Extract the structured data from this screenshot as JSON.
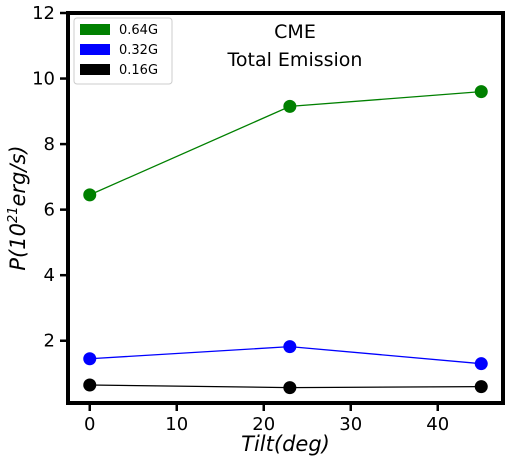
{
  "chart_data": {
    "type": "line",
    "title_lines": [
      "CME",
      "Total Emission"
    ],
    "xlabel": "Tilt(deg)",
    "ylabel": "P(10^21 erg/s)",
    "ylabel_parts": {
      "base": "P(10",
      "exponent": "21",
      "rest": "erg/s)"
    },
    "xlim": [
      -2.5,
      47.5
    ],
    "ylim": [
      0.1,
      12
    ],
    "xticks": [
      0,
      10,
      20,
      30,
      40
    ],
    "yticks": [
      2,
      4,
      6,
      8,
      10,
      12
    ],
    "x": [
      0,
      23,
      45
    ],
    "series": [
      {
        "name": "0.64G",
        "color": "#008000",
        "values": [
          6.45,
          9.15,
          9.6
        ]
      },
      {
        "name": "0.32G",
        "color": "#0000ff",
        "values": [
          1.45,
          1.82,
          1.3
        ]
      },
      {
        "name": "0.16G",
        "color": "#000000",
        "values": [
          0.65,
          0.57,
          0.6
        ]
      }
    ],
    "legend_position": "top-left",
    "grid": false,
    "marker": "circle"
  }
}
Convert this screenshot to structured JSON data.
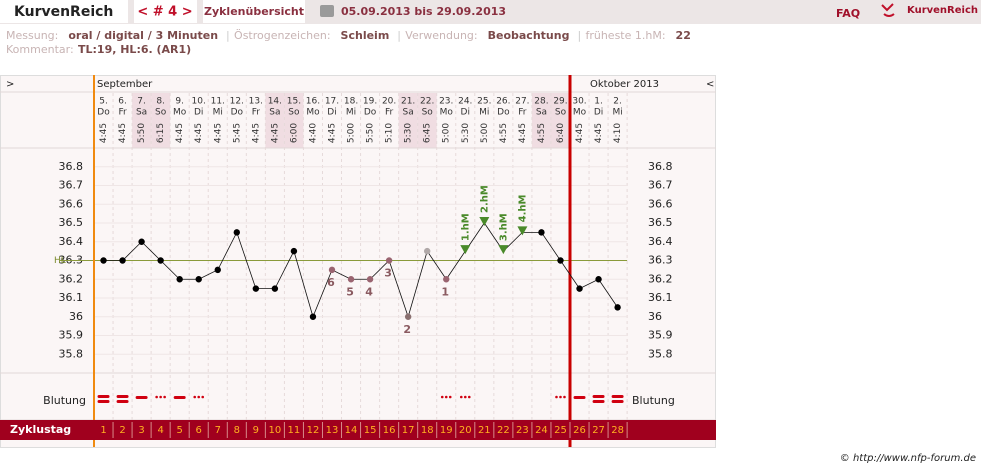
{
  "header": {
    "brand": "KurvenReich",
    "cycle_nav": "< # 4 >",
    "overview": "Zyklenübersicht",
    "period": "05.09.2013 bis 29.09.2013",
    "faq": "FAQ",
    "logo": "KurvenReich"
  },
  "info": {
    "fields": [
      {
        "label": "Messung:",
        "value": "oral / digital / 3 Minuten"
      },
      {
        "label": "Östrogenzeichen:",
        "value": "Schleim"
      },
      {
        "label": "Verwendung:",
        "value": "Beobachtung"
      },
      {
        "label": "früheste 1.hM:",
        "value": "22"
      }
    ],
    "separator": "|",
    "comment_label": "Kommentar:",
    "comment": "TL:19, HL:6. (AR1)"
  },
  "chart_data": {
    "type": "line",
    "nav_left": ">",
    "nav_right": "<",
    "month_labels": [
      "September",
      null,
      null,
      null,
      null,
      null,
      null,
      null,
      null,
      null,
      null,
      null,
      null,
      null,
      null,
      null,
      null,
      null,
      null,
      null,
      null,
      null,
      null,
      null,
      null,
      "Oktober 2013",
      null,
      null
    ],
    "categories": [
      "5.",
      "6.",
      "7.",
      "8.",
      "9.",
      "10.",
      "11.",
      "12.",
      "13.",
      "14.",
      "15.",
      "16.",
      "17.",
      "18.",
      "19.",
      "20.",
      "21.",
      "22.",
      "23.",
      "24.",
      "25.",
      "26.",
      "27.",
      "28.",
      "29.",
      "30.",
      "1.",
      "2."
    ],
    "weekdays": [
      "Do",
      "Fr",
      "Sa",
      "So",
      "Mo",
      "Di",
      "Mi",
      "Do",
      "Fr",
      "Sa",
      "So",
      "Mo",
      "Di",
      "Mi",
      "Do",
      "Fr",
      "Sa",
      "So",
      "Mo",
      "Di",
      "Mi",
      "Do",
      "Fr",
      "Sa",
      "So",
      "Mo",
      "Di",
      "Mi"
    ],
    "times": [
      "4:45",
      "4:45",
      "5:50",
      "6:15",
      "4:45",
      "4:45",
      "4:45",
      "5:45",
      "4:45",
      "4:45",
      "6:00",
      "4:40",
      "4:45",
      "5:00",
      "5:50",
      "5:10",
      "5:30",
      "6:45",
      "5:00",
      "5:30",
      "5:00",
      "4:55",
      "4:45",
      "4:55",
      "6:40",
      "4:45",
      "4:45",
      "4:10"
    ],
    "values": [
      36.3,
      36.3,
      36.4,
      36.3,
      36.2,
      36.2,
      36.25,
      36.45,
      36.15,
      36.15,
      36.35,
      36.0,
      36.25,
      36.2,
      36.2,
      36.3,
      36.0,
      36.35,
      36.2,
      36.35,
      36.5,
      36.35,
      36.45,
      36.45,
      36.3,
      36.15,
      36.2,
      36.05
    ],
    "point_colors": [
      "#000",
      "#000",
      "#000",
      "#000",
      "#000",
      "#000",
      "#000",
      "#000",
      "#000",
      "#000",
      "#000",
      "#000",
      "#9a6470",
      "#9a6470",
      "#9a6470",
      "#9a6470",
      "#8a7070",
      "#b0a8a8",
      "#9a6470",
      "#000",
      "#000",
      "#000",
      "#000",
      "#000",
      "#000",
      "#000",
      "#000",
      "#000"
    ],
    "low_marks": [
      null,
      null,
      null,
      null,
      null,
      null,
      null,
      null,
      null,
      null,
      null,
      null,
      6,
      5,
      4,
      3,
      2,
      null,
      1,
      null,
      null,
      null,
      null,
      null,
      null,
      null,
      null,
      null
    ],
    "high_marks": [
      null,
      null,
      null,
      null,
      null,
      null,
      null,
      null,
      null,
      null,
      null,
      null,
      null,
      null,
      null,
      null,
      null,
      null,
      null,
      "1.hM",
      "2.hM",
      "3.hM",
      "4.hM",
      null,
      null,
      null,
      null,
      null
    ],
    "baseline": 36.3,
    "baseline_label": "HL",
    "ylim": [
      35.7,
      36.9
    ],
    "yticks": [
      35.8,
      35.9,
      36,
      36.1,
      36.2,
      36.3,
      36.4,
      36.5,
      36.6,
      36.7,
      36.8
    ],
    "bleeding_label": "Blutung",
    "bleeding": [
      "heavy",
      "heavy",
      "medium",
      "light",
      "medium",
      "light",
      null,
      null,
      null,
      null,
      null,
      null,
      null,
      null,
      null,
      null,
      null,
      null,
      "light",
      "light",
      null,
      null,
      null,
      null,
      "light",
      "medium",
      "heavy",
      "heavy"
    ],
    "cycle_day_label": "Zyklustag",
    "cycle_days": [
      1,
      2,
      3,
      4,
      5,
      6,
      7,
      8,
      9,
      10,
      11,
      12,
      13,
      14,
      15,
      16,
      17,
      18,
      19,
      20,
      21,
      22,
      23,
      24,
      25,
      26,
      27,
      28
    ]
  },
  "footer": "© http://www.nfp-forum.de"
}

•••••

What is needed:
Repeat each record exactly as shown above, dropping all images.

Result of the task:
Extract the structured data from this screenshot as JSON.
{
  "chart_data": {
    "type": "line",
    "title_lines": [
      "CME",
      "Total Emission"
    ],
    "xlabel": "Tilt(deg)",
    "ylabel": "P(10^21 erg/s)",
    "ylabel_parts": {
      "base": "P(10",
      "exponent": "21",
      "rest": "erg/s)"
    },
    "xlim": [
      -2.5,
      47.5
    ],
    "ylim": [
      0.1,
      12
    ],
    "xticks": [
      0,
      10,
      20,
      30,
      40
    ],
    "yticks": [
      2,
      4,
      6,
      8,
      10,
      12
    ],
    "x": [
      0,
      23,
      45
    ],
    "series": [
      {
        "name": "0.64G",
        "color": "#008000",
        "values": [
          6.45,
          9.15,
          9.6
        ]
      },
      {
        "name": "0.32G",
        "color": "#0000ff",
        "values": [
          1.45,
          1.82,
          1.3
        ]
      },
      {
        "name": "0.16G",
        "color": "#000000",
        "values": [
          0.65,
          0.57,
          0.6
        ]
      }
    ],
    "legend_position": "top-left",
    "grid": false,
    "marker": "circle"
  }
}
Convert this screenshot to structured JSON data.
{
  "header": {
    "brand": "KurvenReich",
    "cycle_nav": "< # 4 >",
    "overview": "Zyklenübersicht",
    "period": "05.09.2013 bis 29.09.2013",
    "faq": "FAQ",
    "logo": "KurvenReich"
  },
  "info": {
    "fields": [
      {
        "label": "Messung:",
        "value": "oral / digital / 3 Minuten"
      },
      {
        "label": "Östrogenzeichen:",
        "value": "Schleim"
      },
      {
        "label": "Verwendung:",
        "value": "Beobachtung"
      },
      {
        "label": "früheste 1.hM:",
        "value": "22"
      }
    ],
    "separator": "|",
    "comment_label": "Kommentar:",
    "comment": "TL:19, HL:6. (AR1)"
  },
  "chart_data": {
    "type": "line",
    "nav_left": ">",
    "nav_right": "<",
    "month_labels": [
      "September",
      null,
      null,
      null,
      null,
      null,
      null,
      null,
      null,
      null,
      null,
      null,
      null,
      null,
      null,
      null,
      null,
      null,
      null,
      null,
      null,
      null,
      null,
      null,
      null,
      "Oktober 2013",
      null,
      null
    ],
    "categories": [
      "5.",
      "6.",
      "7.",
      "8.",
      "9.",
      "10.",
      "11.",
      "12.",
      "13.",
      "14.",
      "15.",
      "16.",
      "17.",
      "18.",
      "19.",
      "20.",
      "21.",
      "22.",
      "23.",
      "24.",
      "25.",
      "26.",
      "27.",
      "28.",
      "29.",
      "30.",
      "1.",
      "2."
    ],
    "weekdays": [
      "Do",
      "Fr",
      "Sa",
      "So",
      "Mo",
      "Di",
      "Mi",
      "Do",
      "Fr",
      "Sa",
      "So",
      "Mo",
      "Di",
      "Mi",
      "Do",
      "Fr",
      "Sa",
      "So",
      "Mo",
      "Di",
      "Mi",
      "Do",
      "Fr",
      "Sa",
      "So",
      "Mo",
      "Di",
      "Mi"
    ],
    "times": [
      "4:45",
      "4:45",
      "5:50",
      "6:15",
      "4:45",
      "4:45",
      "4:45",
      "5:45",
      "4:45",
      "4:45",
      "6:00",
      "4:40",
      "4:45",
      "5:00",
      "5:50",
      "5:10",
      "5:30",
      "6:45",
      "5:00",
      "5:30",
      "5:00",
      "4:55",
      "4:45",
      "4:55",
      "6:40",
      "4:45",
      "4:45",
      "4:10"
    ],
    "values": [
      36.3,
      36.3,
      36.4,
      36.3,
      36.2,
      36.2,
      36.25,
      36.45,
      36.15,
      36.15,
      36.35,
      36.0,
      36.25,
      36.2,
      36.2,
      36.3,
      36.0,
      36.35,
      36.2,
      36.35,
      36.5,
      36.35,
      36.45,
      36.45,
      36.3,
      36.15,
      36.2,
      36.05
    ],
    "point_colors": [
      "#000",
      "#000",
      "#000",
      "#000",
      "#000",
      "#000",
      "#000",
      "#000",
      "#000",
      "#000",
      "#000",
      "#000",
      "#9a6470",
      "#9a6470",
      "#9a6470",
      "#9a6470",
      "#8a7070",
      "#b0a8a8",
      "#9a6470",
      "#000",
      "#000",
      "#000",
      "#000",
      "#000",
      "#000",
      "#000",
      "#000",
      "#000"
    ],
    "low_marks": [
      null,
      null,
      null,
      null,
      null,
      null,
      null,
      null,
      null,
      null,
      null,
      null,
      6,
      5,
      4,
      3,
      2,
      null,
      1,
      null,
      null,
      null,
      null,
      null,
      null,
      null,
      null,
      null
    ],
    "high_marks": [
      null,
      null,
      null,
      null,
      null,
      null,
      null,
      null,
      null,
      null,
      null,
      null,
      null,
      null,
      null,
      null,
      null,
      null,
      null,
      "1.hM",
      "2.hM",
      "3.hM",
      "4.hM",
      null,
      null,
      null,
      null,
      null
    ],
    "baseline": 36.3,
    "baseline_label": "HL",
    "ylim": [
      35.7,
      36.9
    ],
    "yticks": [
      35.8,
      35.9,
      36,
      36.1,
      36.2,
      36.3,
      36.4,
      36.5,
      36.6,
      36.7,
      36.8
    ],
    "bleeding_label": "Blutung",
    "bleeding": [
      "heavy",
      "heavy",
      "medium",
      "light",
      "medium",
      "light",
      null,
      null,
      null,
      null,
      null,
      null,
      null,
      null,
      null,
      null,
      null,
      null,
      "light",
      "light",
      null,
      null,
      null,
      null,
      "light",
      "medium",
      "heavy",
      "heavy"
    ],
    "cycle_day_label": "Zyklustag",
    "cycle_days": [
      1,
      2,
      3,
      4,
      5,
      6,
      7,
      8,
      9,
      10,
      11,
      12,
      13,
      14,
      15,
      16,
      17,
      18,
      19,
      20,
      21,
      22,
      23,
      24,
      25,
      26,
      27,
      28
    ]
  },
  "footer": "© http://www.nfp-forum.de"
}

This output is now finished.